▸ **Brief**
Reproduce the records. Keep every word exact and include no images.

▸ **Data to process**
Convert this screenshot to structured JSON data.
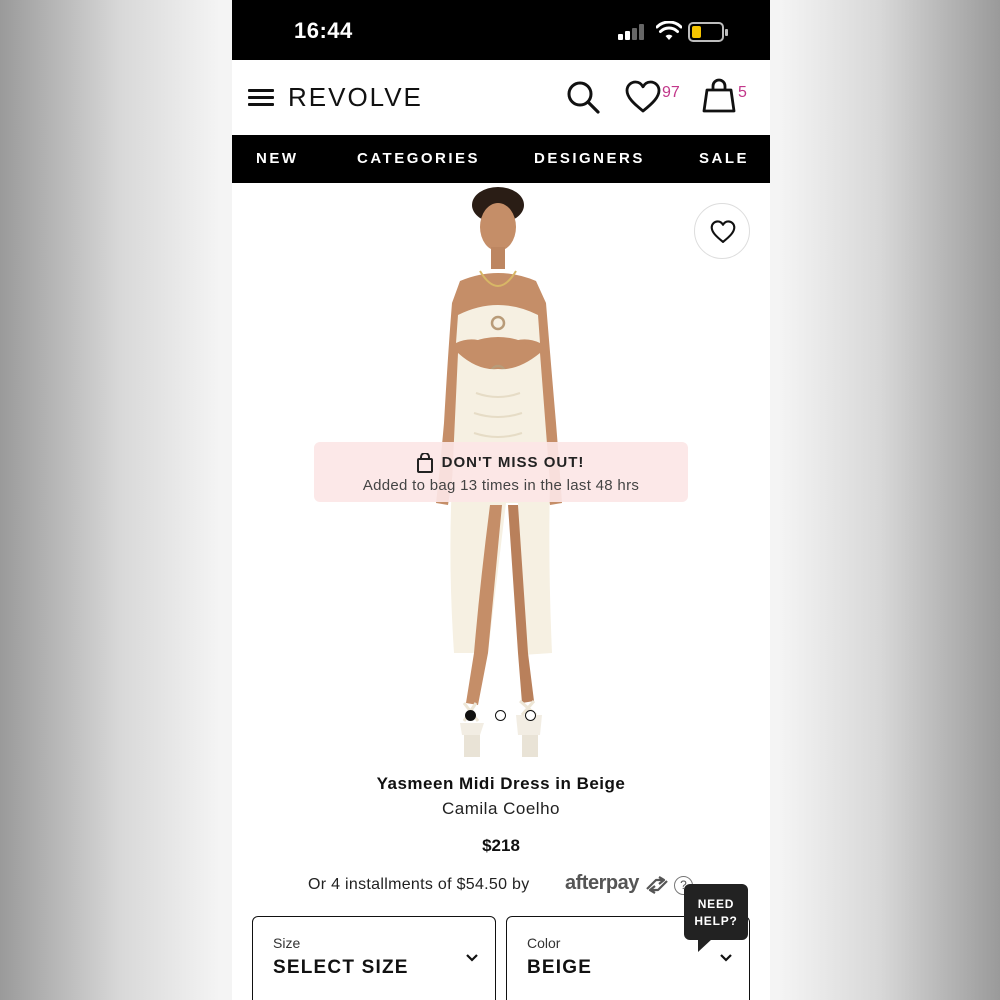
{
  "status_bar": {
    "time": "16:44",
    "battery_color": "#f5c400"
  },
  "header": {
    "logo": "REVOLVE",
    "wishlist_count": "97",
    "bag_count": "5",
    "accent_color": "#c2378a",
    "icons": [
      "menu-icon",
      "search-icon",
      "heart-icon",
      "bag-icon"
    ]
  },
  "nav": {
    "items": [
      {
        "label": "NEW"
      },
      {
        "label": "CATEGORIES"
      },
      {
        "label": "DESIGNERS"
      },
      {
        "label": "SALE"
      }
    ]
  },
  "gallery": {
    "image_count": 3,
    "active_index": 0
  },
  "promo": {
    "title": "DON'T MISS OUT!",
    "subtitle": "Added to bag 13 times in the last 48 hrs",
    "background_color": "#fce6e6"
  },
  "product": {
    "name": "Yasmeen Midi Dress in Beige",
    "brand": "Camila Coelho",
    "price": "$218",
    "installments_text": "Or 4 installments of $54.50 by",
    "afterpay_label": "afterpay",
    "help_symbol": "?"
  },
  "selectors": {
    "size": {
      "label": "Size",
      "value": "SELECT SIZE"
    },
    "color": {
      "label": "Color",
      "value": "BEIGE"
    }
  },
  "help": {
    "line1": "NEED",
    "line2": "HELP?"
  }
}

▸ **Task result**
Convert this screenshot to structured JSON data.
{
  "status_bar": {
    "time": "16:44",
    "battery_color": "#f5c400"
  },
  "header": {
    "logo": "REVOLVE",
    "wishlist_count": "97",
    "bag_count": "5",
    "accent_color": "#c2378a",
    "icons": [
      "menu-icon",
      "search-icon",
      "heart-icon",
      "bag-icon"
    ]
  },
  "nav": {
    "items": [
      {
        "label": "NEW"
      },
      {
        "label": "CATEGORIES"
      },
      {
        "label": "DESIGNERS"
      },
      {
        "label": "SALE"
      }
    ]
  },
  "gallery": {
    "image_count": 3,
    "active_index": 0
  },
  "promo": {
    "title": "DON'T MISS OUT!",
    "subtitle": "Added to bag 13 times in the last 48 hrs",
    "background_color": "#fce6e6"
  },
  "product": {
    "name": "Yasmeen Midi Dress in Beige",
    "brand": "Camila Coelho",
    "price": "$218",
    "installments_text": "Or 4 installments of $54.50 by",
    "afterpay_label": "afterpay",
    "help_symbol": "?"
  },
  "selectors": {
    "size": {
      "label": "Size",
      "value": "SELECT SIZE"
    },
    "color": {
      "label": "Color",
      "value": "BEIGE"
    }
  },
  "help": {
    "line1": "NEED",
    "line2": "HELP?"
  }
}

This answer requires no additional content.